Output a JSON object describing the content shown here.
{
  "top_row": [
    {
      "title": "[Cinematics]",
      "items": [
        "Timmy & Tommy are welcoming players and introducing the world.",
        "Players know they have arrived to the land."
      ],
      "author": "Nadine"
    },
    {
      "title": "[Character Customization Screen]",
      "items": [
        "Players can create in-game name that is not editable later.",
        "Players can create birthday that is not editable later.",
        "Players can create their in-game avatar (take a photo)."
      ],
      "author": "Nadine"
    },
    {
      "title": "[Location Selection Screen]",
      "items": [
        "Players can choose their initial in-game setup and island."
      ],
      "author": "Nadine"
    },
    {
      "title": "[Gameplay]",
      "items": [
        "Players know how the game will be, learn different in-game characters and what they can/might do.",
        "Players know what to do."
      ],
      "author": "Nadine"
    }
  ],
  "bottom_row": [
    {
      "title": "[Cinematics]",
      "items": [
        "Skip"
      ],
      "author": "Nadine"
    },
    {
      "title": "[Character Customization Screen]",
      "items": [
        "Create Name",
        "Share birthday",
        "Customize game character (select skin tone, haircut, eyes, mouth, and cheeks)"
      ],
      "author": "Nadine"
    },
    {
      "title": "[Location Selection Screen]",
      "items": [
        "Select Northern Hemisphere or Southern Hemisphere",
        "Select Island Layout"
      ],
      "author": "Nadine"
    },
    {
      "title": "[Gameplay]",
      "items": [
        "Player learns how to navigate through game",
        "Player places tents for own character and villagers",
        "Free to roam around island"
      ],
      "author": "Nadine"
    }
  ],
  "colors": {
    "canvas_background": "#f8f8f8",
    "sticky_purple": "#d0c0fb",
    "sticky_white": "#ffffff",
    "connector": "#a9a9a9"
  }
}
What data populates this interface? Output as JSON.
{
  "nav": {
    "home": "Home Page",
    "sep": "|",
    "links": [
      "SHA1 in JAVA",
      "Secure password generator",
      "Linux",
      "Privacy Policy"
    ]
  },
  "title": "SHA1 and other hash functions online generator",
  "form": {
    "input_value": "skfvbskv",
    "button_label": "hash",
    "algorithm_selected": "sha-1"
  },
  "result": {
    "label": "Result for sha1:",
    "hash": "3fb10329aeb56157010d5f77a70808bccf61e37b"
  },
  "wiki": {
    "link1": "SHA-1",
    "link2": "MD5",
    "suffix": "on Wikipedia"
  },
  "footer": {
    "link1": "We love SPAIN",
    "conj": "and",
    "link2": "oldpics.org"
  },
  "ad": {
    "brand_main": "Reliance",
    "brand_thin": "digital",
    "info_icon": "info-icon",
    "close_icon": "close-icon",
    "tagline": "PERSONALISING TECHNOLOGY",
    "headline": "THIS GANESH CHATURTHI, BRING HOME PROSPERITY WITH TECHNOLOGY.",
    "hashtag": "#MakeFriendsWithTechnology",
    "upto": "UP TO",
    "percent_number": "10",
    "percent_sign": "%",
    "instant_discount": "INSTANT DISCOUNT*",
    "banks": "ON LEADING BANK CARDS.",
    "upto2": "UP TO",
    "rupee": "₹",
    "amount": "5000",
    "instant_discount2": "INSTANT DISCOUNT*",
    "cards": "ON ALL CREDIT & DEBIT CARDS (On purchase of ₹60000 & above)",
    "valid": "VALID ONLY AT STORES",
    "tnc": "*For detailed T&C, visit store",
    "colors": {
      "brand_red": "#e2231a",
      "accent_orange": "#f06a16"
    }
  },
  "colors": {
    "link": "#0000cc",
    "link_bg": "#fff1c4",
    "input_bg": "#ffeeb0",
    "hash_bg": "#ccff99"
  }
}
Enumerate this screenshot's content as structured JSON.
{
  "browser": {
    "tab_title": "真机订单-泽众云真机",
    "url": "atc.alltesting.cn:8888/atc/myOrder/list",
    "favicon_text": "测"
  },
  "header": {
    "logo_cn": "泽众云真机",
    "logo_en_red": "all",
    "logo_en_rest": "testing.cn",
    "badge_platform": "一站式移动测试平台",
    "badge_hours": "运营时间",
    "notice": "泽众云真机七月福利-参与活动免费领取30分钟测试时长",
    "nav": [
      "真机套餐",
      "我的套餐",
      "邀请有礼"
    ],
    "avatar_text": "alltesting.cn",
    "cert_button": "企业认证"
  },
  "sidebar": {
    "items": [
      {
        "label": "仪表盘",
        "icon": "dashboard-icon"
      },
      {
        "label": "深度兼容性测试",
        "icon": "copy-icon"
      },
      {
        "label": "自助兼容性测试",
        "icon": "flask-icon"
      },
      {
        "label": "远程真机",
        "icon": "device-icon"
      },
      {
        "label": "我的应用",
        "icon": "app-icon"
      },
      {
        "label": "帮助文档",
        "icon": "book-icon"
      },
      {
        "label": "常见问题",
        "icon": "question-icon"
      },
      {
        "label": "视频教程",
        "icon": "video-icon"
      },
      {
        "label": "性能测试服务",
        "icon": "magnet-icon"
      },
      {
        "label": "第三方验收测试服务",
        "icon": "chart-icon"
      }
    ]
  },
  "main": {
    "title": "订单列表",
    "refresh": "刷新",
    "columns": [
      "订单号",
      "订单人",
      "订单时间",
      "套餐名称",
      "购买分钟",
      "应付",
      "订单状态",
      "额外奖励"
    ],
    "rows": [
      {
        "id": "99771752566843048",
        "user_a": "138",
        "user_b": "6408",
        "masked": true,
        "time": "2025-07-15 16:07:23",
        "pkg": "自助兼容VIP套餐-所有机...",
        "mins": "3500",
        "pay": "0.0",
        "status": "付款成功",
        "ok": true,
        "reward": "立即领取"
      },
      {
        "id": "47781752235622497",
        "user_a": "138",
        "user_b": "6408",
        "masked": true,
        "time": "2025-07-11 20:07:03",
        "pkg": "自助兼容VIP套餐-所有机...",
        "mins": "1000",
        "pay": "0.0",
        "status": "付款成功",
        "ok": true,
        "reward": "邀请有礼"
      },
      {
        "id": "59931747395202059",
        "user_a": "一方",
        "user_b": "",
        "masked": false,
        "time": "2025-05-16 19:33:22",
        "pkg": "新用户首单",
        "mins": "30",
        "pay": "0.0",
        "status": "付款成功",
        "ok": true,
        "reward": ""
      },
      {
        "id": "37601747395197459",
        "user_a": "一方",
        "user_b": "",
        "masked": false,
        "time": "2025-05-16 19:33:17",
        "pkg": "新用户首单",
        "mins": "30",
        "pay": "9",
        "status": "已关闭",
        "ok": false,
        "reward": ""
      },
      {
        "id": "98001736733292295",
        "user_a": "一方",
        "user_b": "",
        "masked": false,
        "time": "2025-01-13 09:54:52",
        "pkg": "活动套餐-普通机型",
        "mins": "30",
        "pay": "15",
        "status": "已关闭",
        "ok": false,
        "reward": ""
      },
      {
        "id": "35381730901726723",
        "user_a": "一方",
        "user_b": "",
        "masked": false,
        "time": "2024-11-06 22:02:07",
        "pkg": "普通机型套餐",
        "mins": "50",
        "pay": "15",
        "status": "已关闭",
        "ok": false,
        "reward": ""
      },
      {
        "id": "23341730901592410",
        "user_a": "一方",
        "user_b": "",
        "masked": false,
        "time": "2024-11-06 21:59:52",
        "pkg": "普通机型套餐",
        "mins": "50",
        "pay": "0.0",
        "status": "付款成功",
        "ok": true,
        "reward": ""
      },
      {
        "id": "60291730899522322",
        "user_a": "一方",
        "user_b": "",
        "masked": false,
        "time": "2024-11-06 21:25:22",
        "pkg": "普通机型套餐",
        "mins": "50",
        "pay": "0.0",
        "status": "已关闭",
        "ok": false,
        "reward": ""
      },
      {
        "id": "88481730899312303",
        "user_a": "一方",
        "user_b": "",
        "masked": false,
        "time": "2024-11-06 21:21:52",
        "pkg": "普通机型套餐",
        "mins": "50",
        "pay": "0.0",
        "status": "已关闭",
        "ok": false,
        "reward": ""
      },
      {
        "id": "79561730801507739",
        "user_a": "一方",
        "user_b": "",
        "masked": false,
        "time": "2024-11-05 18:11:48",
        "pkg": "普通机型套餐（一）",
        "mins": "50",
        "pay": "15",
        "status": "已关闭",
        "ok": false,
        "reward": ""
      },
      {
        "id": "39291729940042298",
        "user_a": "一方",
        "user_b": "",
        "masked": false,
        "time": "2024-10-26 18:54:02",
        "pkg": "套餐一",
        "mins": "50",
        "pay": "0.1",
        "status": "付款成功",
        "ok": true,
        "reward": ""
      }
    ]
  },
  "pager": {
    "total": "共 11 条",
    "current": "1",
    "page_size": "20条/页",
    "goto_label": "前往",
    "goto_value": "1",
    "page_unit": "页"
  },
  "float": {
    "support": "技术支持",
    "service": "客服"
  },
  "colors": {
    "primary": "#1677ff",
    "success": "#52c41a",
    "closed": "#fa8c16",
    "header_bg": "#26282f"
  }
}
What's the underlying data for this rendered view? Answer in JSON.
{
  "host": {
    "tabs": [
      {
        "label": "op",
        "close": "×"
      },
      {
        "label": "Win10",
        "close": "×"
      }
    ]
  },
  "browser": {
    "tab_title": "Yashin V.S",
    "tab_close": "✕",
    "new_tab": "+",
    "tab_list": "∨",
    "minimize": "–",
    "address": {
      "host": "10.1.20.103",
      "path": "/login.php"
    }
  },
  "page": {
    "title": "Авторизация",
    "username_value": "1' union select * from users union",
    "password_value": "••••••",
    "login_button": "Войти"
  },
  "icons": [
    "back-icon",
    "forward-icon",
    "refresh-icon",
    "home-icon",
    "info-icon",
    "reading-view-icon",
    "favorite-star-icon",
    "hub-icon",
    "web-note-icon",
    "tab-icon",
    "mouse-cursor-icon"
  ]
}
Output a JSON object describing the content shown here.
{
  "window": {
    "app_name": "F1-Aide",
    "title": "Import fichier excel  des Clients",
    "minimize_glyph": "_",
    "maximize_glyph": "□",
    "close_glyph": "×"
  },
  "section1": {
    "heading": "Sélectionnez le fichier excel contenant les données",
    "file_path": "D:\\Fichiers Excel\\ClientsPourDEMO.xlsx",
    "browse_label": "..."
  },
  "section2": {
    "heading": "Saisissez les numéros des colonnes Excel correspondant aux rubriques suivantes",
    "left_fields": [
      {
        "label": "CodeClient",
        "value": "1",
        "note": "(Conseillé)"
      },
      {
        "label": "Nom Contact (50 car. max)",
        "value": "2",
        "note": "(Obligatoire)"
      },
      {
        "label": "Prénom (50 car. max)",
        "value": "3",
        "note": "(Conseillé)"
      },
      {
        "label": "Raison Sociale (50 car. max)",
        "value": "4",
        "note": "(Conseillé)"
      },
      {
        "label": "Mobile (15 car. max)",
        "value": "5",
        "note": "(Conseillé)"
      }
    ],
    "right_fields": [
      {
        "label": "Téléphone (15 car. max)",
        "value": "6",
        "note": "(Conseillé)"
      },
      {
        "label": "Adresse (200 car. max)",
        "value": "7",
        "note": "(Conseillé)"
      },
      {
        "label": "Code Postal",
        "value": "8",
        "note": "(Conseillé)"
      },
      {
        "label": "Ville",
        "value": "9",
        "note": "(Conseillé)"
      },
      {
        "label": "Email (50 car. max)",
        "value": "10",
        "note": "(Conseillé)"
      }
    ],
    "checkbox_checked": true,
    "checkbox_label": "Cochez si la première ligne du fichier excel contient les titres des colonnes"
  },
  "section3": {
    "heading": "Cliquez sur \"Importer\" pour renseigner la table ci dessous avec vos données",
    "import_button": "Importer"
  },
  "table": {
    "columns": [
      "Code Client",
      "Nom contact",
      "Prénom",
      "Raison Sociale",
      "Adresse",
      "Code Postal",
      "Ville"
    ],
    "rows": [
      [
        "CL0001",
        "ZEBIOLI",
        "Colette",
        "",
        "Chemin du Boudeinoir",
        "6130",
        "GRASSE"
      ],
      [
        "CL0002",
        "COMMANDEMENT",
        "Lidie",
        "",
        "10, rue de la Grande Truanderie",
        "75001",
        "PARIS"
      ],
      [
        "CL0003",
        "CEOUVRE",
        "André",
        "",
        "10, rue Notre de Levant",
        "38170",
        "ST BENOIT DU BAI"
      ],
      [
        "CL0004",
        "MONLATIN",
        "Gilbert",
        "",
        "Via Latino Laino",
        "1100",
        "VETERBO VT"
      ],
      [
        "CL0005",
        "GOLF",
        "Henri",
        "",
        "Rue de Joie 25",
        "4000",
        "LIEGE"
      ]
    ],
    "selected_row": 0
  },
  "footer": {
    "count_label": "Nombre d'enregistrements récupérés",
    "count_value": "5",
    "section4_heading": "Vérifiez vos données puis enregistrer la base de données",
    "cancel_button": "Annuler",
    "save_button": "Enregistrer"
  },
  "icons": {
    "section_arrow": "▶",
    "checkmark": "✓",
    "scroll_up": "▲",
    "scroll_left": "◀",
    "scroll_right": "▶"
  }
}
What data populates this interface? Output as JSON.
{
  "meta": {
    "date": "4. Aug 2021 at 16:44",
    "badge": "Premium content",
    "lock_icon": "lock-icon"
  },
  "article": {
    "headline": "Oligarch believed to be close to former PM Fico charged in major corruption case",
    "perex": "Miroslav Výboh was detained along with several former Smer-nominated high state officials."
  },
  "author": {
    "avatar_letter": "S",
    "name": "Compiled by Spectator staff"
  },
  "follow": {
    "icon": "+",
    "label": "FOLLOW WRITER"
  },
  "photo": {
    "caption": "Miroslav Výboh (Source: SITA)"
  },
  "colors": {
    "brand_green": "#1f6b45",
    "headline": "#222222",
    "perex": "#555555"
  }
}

#####

Work to be completed>
Say how many lines in the records contain the string "INSTANT", and say nothing else.

Solved problem>
2